== DATA EXCERPTS ==

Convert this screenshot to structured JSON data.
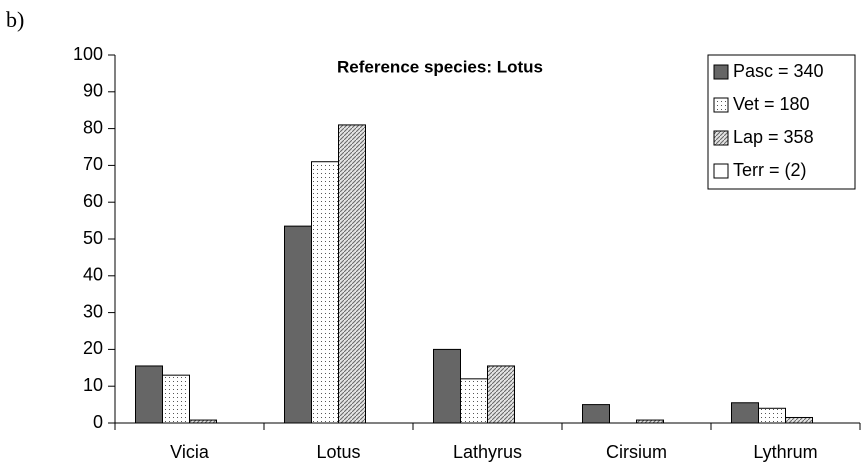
{
  "panel_label": "b)",
  "chart_data": {
    "type": "bar",
    "title": "Reference species: Lotus",
    "categories": [
      "Vicia",
      "Lotus",
      "Lathyrus",
      "Cirsium",
      "Lythrum"
    ],
    "series": [
      {
        "name": "Pasc = 340",
        "color": "#666666",
        "pattern": "solid",
        "values": [
          15.5,
          53.5,
          20,
          5,
          5.5
        ]
      },
      {
        "name": "Vet = 180",
        "color": "#ffffff",
        "pattern": "dots",
        "values": [
          13,
          71,
          12,
          0,
          4
        ]
      },
      {
        "name": "Lap = 358",
        "color": "#d0d0d0",
        "pattern": "hatch",
        "values": [
          0.8,
          81,
          15.5,
          0.8,
          1.5
        ]
      },
      {
        "name": "Terr = (2)",
        "color": "#ffffff",
        "pattern": "solid",
        "values": [
          0,
          0,
          0,
          0,
          0
        ]
      }
    ],
    "ylim": [
      0,
      100
    ],
    "yticks": [
      0,
      10,
      20,
      30,
      40,
      50,
      60,
      70,
      80,
      90,
      100
    ],
    "grid": false,
    "legend": "top-right"
  }
}
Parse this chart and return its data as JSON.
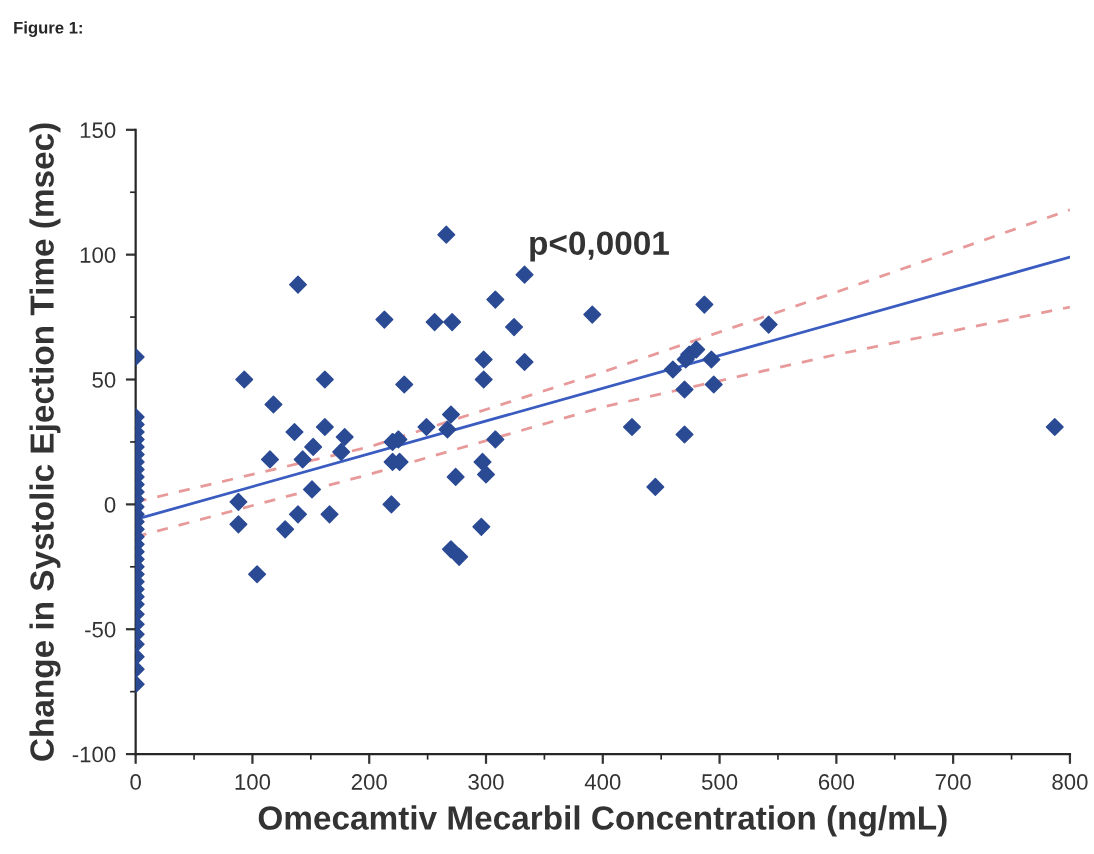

===

TASK TO COMPLETE
Reproduce the entries above without change, omitting all pictures.

SOLUTION FOR THIS PROBLEM
Convert this screenshot to structured JSON data.
{
  "panel_label": "b)",
  "chart_data": {
    "type": "bar",
    "title": "Reference species: Lotus",
    "categories": [
      "Vicia",
      "Lotus",
      "Lathyrus",
      "Cirsium",
      "Lythrum"
    ],
    "series": [
      {
        "name": "Pasc = 340",
        "color": "#666666",
        "pattern": "solid",
        "values": [
          15.5,
          53.5,
          20,
          5,
          5.5
        ]
      },
      {
        "name": "Vet = 180",
        "color": "#ffffff",
        "pattern": "dots",
        "values": [
          13,
          71,
          12,
          0,
          4
        ]
      },
      {
        "name": "Lap = 358",
        "color": "#d0d0d0",
        "pattern": "hatch",
        "values": [
          0.8,
          81,
          15.5,
          0.8,
          1.5
        ]
      },
      {
        "name": "Terr = (2)",
        "color": "#ffffff",
        "pattern": "solid",
        "values": [
          0,
          0,
          0,
          0,
          0
        ]
      }
    ],
    "ylim": [
      0,
      100
    ],
    "yticks": [
      0,
      10,
      20,
      30,
      40,
      50,
      60,
      70,
      80,
      90,
      100
    ],
    "grid": false,
    "legend": "top-right"
  }
}
Parse this chart and return its data as JSON.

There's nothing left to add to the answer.